### [GIVEN REQUEST]
Each line below should be retyped exactly, with no pictures.

Dataset records:
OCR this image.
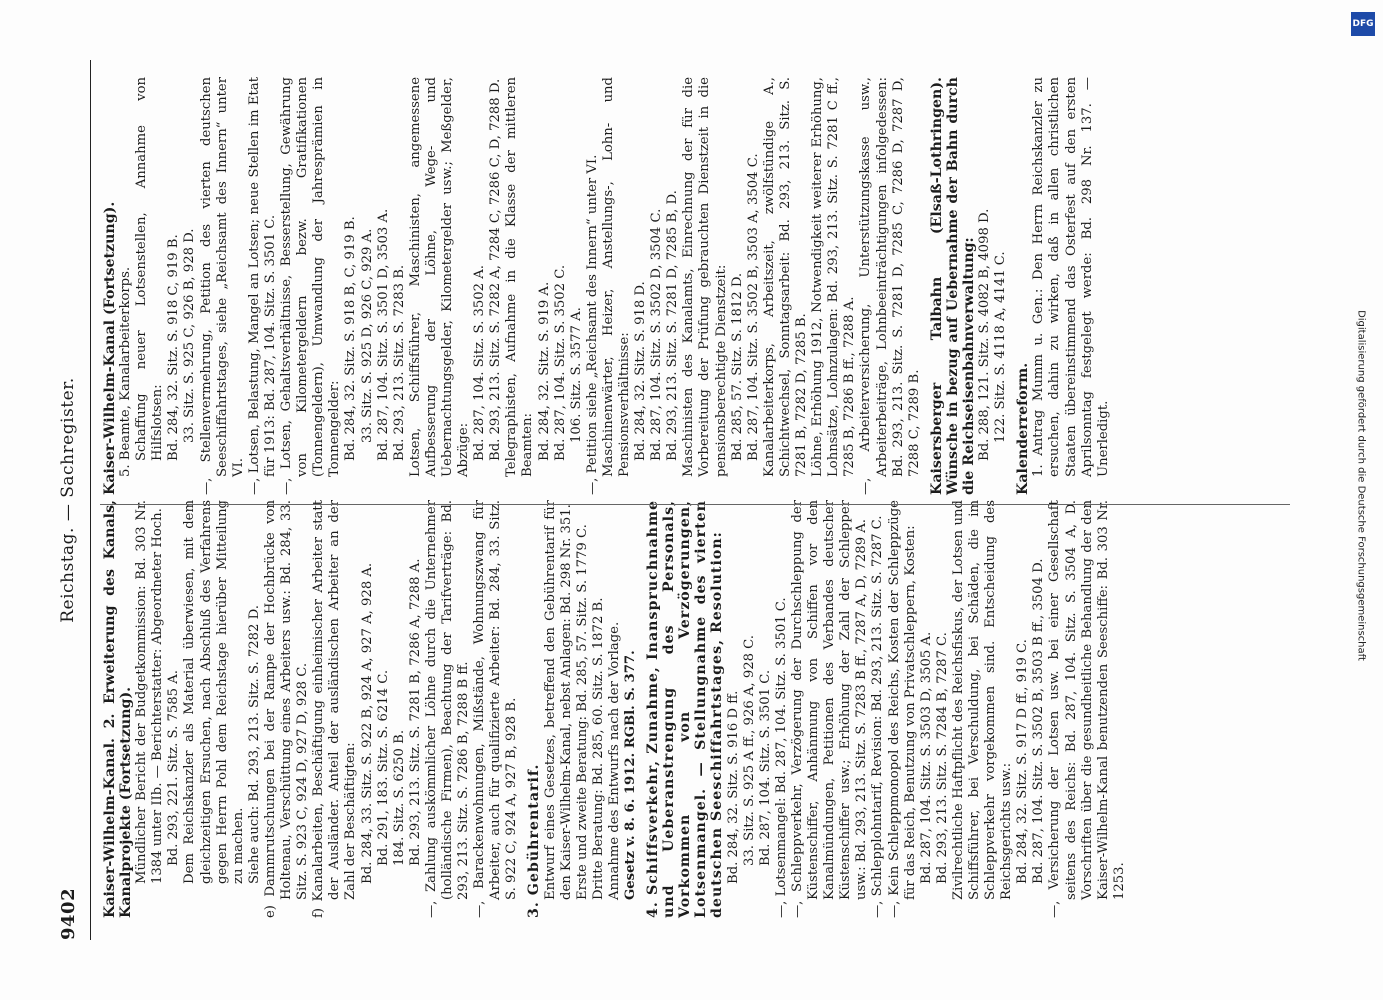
9402
Reichstag. — Sachregister. Kaiser-Wilhelm-Kanal. 2. Erweiterung des Kanals, Kanalprojekte (Fortsetzung). Mündlicher Bericht der Budgetkommission: Bd. 303 Nr. 1384 unter IIb. — Berichterstatter: Abgeordneter Hoch. Bd. 293, 221. Sitz. S. 7585 A. Dem Reichskanzler als Material überwiesen, mit dem gleichzeitigen Ersuchen, nach Abschluß des Verfahrens gegen Herrn Pohl dem Reichstage hierüber Mitteilung zu machen. Siehe auch: Bd. 293, 213. Sitz. S. 7282 D. e) Dammrutschungen bei der Rampe der Hochbrücke von Holtenau, Verschüttung eines Arbeiters usw.: Bd. 284, 33. Sitz. S. 923 C, 924 D, 927 D, 928 C. f) Kanalarbeiten, Beschäftigung einheimischer Arbeiter statt der Ausländer. Anteil der ausländischen Arbeiter an der Zahl der Beschäftigten: Bd. 284, 33. Sitz. S. 922 B, 924 A, 927 A, 928 A. Bd. 291, 183. Sitz. S. 6214 C. 184. Sitz. S. 6250 B. Bd. 293, 213. Sitz. S. 7281 B, 7286 A, 7288 A. —, Zahlung auskömmlicher Löhne durch die Unternehmer (holländische Firmen), Beachtung der Tarifverträge: Bd. 293, 213. Sitz. S. 7286 B, 7288 B ff. —, Barackenwohnungen, Mißstände, Wohnungszwang für Arbeiter, auch für qualifizierte Arbeiter: Bd. 284, 33. Sitz. S. 922 C, 924 A, 927 B, 928 B. 3. Gebührentarif. Entwurf eines Gesetzes, betreffend den Gebührentarif für den Kaiser-Wilhelm-Kanal, nebst Anlagen: Bd. 298 Nr. 351. Erste und zweite Beratung: Bd. 285, 57. Sitz. S. 1779 C. Dritte Beratung: Bd. 285, 60. Sitz. S. 1872 B. Annahme des Entwurfs nach der Vorlage. Gesetz v. 8. 6. 1912. RGBl. S. 377. 4. Schiffsverkehr, Zunahme, Inanspruchnahme und Ueberanstrengung des Personals, Vorkommen von Verzögerungen, Lotsenmangel. — Stellungnahme des vierten deutschen Seeschiffahrtstages, Resolution: Bd. 284, 32. Sitz. S. 916 D ff. 33. Sitz. S. 925 A ff., 926 A, 928 C. Bd. 287, 104. Sitz. S. 3501 C. —, Lotsenmangel: Bd. 287, 104. Sitz. S. 3501 C. —, Schleppverkehr, Verzögerung der Durchschleppung der Küstenschiffer, Anhänmung von Schiffen vor den Kanalmündungen, Petitionen des Verbandes deutscher Küstenschiffer usw.; Erhöhung der Zahl der Schlepper usw.: Bd. 293, 213. Sitz. S. 7283 B ff., 7287 A, D, 7289 A. —, Schlepplohntarif, Revision: Bd. 293, 213. Sitz. S. 7287 C. —, Kein Schleppmonopol des Reichs, Kosten der Schleppzüge für das Reich, Benutzung von Privatschleppern, Kosten: Bd. 287, 104. Sitz. S. 3503 D, 3505 A. Bd. 293, 213. Sitz. S. 7284 B, 7287 C. Zivilrechtliche Haftpflicht des Reichsfiskus, der Lotsen und Schiffsführer, bei Verschuldung, bei Schäden, die im Schleppverkehr vorgekommen sind. Entscheidung des Reichsgerichts usw.: Bd. 284, 32. Sitz. S. 917 D ff., 919 C. Bd. 287, 104. Sitz. S. 3502 B, 3503 B ff., 3504 D. —, Versicherung der Lotsen usw. bei einer Gesellschaft seitens des Reichs: Bd. 287, 104. Sitz. S. 3504 A, D. Vorschriften über die gesundheitliche Behandlung der den Kaiser-Wilhelm-Kanal benutzenden Seeschiffe: Bd. 303 Nr. 1253.

Kaiser-Wilhelm-Kanal (Fortsetzung). 5. Beamte, Kanalarbeiterkorps. Schaffung neuer Lotsenstellen, Annahme von Hilfslotsen: Bd. 284, 32. Sitz. S. 918 C, 919 B. 33. Sitz. S. 925 C, 926 B, 928 D. —, Stellenvermehrung, Petition des vierten deutschen Seeschiffahrtstages, siehe „Reichsamt des Innern“ unter VI. —, Lotsen, Belastung, Mangel an Lotsen; neue Stellen im Etat für 1913: Bd. 287, 104. Sitz. S. 3501 C. —, Lotsen, Gehaltsverhältnisse, Besserstellung, Gewährung von Kilometergeldern bezw. Gratifikationen (Tonnengeldern), Umwandlung der Jahresprämien in Tonnengelder: Bd. 284, 32. Sitz. S. 918 B, C, 919 B. 33. Sitz. S. 925 D, 926 C, 929 A. Bd. 287, 104. Sitz. S. 3501 D, 3503 A. Bd. 293, 213. Sitz. S. 7283 B. Lotsen, Schiffsführer, Maschinisten, angemessene Aufbesserung der Löhne, Wege- und Uebernachtungsgelder, Kilometergelder usw.; Meßgelder, Abzüge: Bd. 287, 104. Sitz. S. 3502 A. Bd. 293, 213. Sitz. S. 7282 A, 7284 C, 7286 C, D, 7288 D. Telegraphisten, Aufnahme in die Klasse der mittleren Beamten: Bd. 284, 32. Sitz. S. 919 A. Bd. 287, 104. Sitz. S. 3502 C. 106. Sitz. S. 3577 A. —, Petition siehe „Reichsamt des Innern“ unter VI. Maschinenwärter, Heizer, Anstellungs-, Lohn- und Pensionsverhältnisse: Bd. 284, 32. Sitz. S. 918 D. Bd. 287, 104. Sitz. S. 3502 D, 3504 C. Bd. 293, 213. Sitz. S. 7281 D, 7285 B, D. Maschinisten des Kanalamts, Einrechnung der für die Vorbereitung der Prüfung gebrauchten Dienstzeit in die pensionsberechtigte Dienstzeit: Bd. 285, 57. Sitz. S. 1812 D. Bd. 287, 104. Sitz. S. 3502 B, 3503 A, 3504 C. Kanalarbeiterkorps, Arbeitszeit, zwölfstündige A., Schichtwechsel, Sonntagsarbeit: Bd. 293, 213. Sitz. S. 7281 B, 7282 D, 7285 B. Löhne, Erhöhung 1912, Notwendigkeit weiterer Erhöhung, Lohnsätze, Lohnzulagen: Bd. 293, 213. Sitz. S. 7281 C ff., 7285 B, 7286 B ff., 7288 A. —, Arbeiterversicherung, Unterstützungskasse usw., Arbeiterbeiträge, Lohnbeeinträchtigungen infolgedessen: Bd. 293, 213. Sitz. S. 7281 D, 7285 C, 7286 D, 7287 D, 7288 C, 7289 B. Kaisersberger Talbahn (Elsaß-Lothringen). Wünsche in bezug auf Uebernahme der Bahn durch die Reichseisenbahnverwaltung: Bd. 288, 121. Sitz. S. 4082 B, 4098 D. 122. Sitz. S. 4118 A, 4141 C. Kalenderreform. 1. Antrag Mumm u. Gen.: Den Herrn Reichskanzler zu ersuchen, dahin zu wirken, daß in allen christlichen Staaten übereinstimmend das Osterfest auf den ersten Aprilsonntag festgelegt werde: Bd. 298 Nr. 137. — Unerledigt.

DFG
Digitalisierung gefördert durch die Deutsche Forschungsgemeinschaft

### [ANSWER TO THIS PROBLEM]
OCR this image.
9402
Reichstag. — Sachregister. Kaiser-Wilhelm-Kanal. 2. Erweiterung des Kanals, Kanalprojekte (Fortsetzung). Mündlicher Bericht der Budgetkommission: Bd. 303 Nr. 1384 unter IIb. — Berichterstatter: Abgeordneter Hoch. Bd. 293, 221. Sitz. S. 7585 A. Dem Reichskanzler als Material überwiesen, mit dem gleichzeitigen Ersuchen, nach Abschluß des Verfahrens gegen Herrn Pohl dem Reichstage hierüber Mitteilung zu machen. Siehe auch: Bd. 293, 213. Sitz. S. 7282 D. e) Dammrutschungen bei der Rampe der Hochbrücke von Holtenau, Verschüttung eines Arbeiters usw.: Bd. 284, 33. Sitz. S. 923 C, 924 D, 927 D, 928 C. f) Kanalarbeiten, Beschäftigung einheimischer Arbeiter statt der Ausländer. Anteil der ausländischen Arbeiter an der Zahl der Beschäftigten: Bd. 284, 33. Sitz. S. 922 B, 924 A, 927 A, 928 A. Bd. 291, 183. Sitz. S. 6214 C. 184. Sitz. S. 6250 B. Bd. 293, 213. Sitz. S. 7281 B, 7286 A, 7288 A. —, Zahlung auskömmlicher Löhne durch die Unternehmer (holländische Firmen), Beachtung der Tarifverträge: Bd. 293, 213. Sitz. S. 7286 B, 7288 B ff. —, Barackenwohnungen, Mißstände, Wohnungszwang für Arbeiter, auch für qualifizierte Arbeiter: Bd. 284, 33. Sitz. S. 922 C, 924 A, 927 B, 928 B. 3. Gebührentarif. Entwurf eines Gesetzes, betreffend den Gebührentarif für den Kaiser-Wilhelm-Kanal, nebst Anlagen: Bd. 298 Nr. 351. Erste und zweite Beratung: Bd. 285, 57. Sitz. S. 1779 C. Dritte Beratung: Bd. 285, 60. Sitz. S. 1872 B. Annahme des Entwurfs nach der Vorlage. Gesetz v. 8. 6. 1912. RGBl. S. 377. 4. Schiffsverkehr, Zunahme, Inanspruchnahme und Ueberanstrengung des Personals, Vorkommen von Verzögerungen, Lotsenmangel. — Stellungnahme des vierten deutschen Seeschiffahrtstages, Resolution: Bd. 284, 32. Sitz. S. 916 D ff. 33. Sitz. S. 925 A ff., 926 A, 928 C. Bd. 287, 104. Sitz. S. 3501 C. —, Lotsenmangel: Bd. 287, 104. Sitz. S. 3501 C. —, Schleppverkehr, Verzögerung der Durchschleppung der Küstenschiffer, Anhänmung von Schiffen vor den Kanalmündungen, Petitionen des Verbandes deutscher Küstenschiffer usw.; Erhöhung der Zahl der Schlepper usw.: Bd. 293, 213. Sitz. S. 7283 B ff., 7287 A, D, 7289 A. —, Schlepplohntarif, Revision: Bd. 293, 213. Sitz. S. 7287 C. —, Kein Schleppmonopol des Reichs, Kosten der Schleppzüge für das Reich, Benutzung von Privatschleppern, Kosten: Bd. 287, 104. Sitz. S. 3503 D, 3505 A. Bd. 293, 213. Sitz. S. 7284 B, 7287 C. Zivilrechtliche Haftpflicht des Reichsfiskus, der Lotsen und Schiffsführer, bei Verschuldung, bei Schäden, die im Schleppverkehr vorgekommen sind. Entscheidung des Reichsgerichts usw.: Bd. 284, 32. Sitz. S. 917 D ff., 919 C. Bd. 287, 104. Sitz. S. 3502 B, 3503 B ff., 3504 D. —, Versicherung der Lotsen usw. bei einer Gesellschaft seitens des Reichs: Bd. 287, 104. Sitz. S. 3504 A, D. Vorschriften über die gesundheitliche Behandlung der den Kaiser-Wilhelm-Kanal benutzenden Seeschiffe: Bd. 303 Nr. 1253.

Kaiser-Wilhelm-Kanal (Fortsetzung). 5. Beamte, Kanalarbeiterkorps. Schaffung neuer Lotsenstellen, Annahme von Hilfslotsen: Bd. 284, 32. Sitz. S. 918 C, 919 B. 33. Sitz. S. 925 C, 926 B, 928 D. —, Stellenvermehrung, Petition des vierten deutschen Seeschiffahrtstages, siehe „Reichsamt des Innern“ unter VI. —, Lotsen, Belastung, Mangel an Lotsen; neue Stellen im Etat für 1913: Bd. 287, 104. Sitz. S. 3501 C. —, Lotsen, Gehaltsverhältnisse, Besserstellung, Gewährung von Kilometergeldern bezw. Gratifikationen (Tonnengeldern), Umwandlung der Jahresprämien in Tonnengelder: Bd. 284, 32. Sitz. S. 918 B, C, 919 B. 33. Sitz. S. 925 D, 926 C, 929 A. Bd. 287, 104. Sitz. S. 3501 D, 3503 A. Bd. 293, 213. Sitz. S. 7283 B. Lotsen, Schiffsführer, Maschinisten, angemessene Aufbesserung der Löhne, Wege- und Uebernachtungsgelder, Kilometergelder usw.; Meßgelder, Abzüge: Bd. 287, 104. Sitz. S. 3502 A. Bd. 293, 213. Sitz. S. 7282 A, 7284 C, 7286 C, D, 7288 D. Telegraphisten, Aufnahme in die Klasse der mittleren Beamten: Bd. 284, 32. Sitz. S. 919 A. Bd. 287, 104. Sitz. S. 3502 C. 106. Sitz. S. 3577 A. —, Petition siehe „Reichsamt des Innern“ unter VI. Maschinenwärter, Heizer, Anstellungs-, Lohn- und Pensionsverhältnisse: Bd. 284, 32. Sitz. S. 918 D. Bd. 287, 104. Sitz. S. 3502 D, 3504 C. Bd. 293, 213. Sitz. S. 7281 D, 7285 B, D. Maschinisten des Kanalamts, Einrechnung der für die Vorbereitung der Prüfung gebrauchten Dienstzeit in die pensionsberechtigte Dienstzeit: Bd. 285, 57. Sitz. S. 1812 D. Bd. 287, 104. Sitz. S. 3502 B, 3503 A, 3504 C. Kanalarbeiterkorps, Arbeitszeit, zwölfstündige A., Schichtwechsel, Sonntagsarbeit: Bd. 293, 213. Sitz. S. 7281 B, 7282 D, 7285 B. Löhne, Erhöhung 1912, Notwendigkeit weiterer Erhöhung, Lohnsätze, Lohnzulagen: Bd. 293, 213. Sitz. S. 7281 C ff., 7285 B, 7286 B ff., 7288 A. —, Arbeiterversicherung, Unterstützungskasse usw., Arbeiterbeiträge, Lohnbeeinträchtigungen infolgedessen: Bd. 293, 213. Sitz. S. 7281 D, 7285 C, 7286 D, 7287 D, 7288 C, 7289 B. Kaisersberger Talbahn (Elsaß-Lothringen). Wünsche in bezug auf Uebernahme der Bahn durch die Reichseisenbahnverwaltung: Bd. 288, 121. Sitz. S. 4082 B, 4098 D. 122. Sitz. S. 4118 A, 4141 C. Kalenderreform. 1. Antrag Mumm u. Gen.: Den Herrn Reichskanzler zu ersuchen, dahin zu wirken, daß in allen christlichen Staaten übereinstimmend das Osterfest auf den ersten Aprilsonntag festgelegt werde: Bd. 298 Nr. 137. — Unerledigt.

DFG
Digitalisierung gefördert durch die Deutsche Forschungsgemeinschaft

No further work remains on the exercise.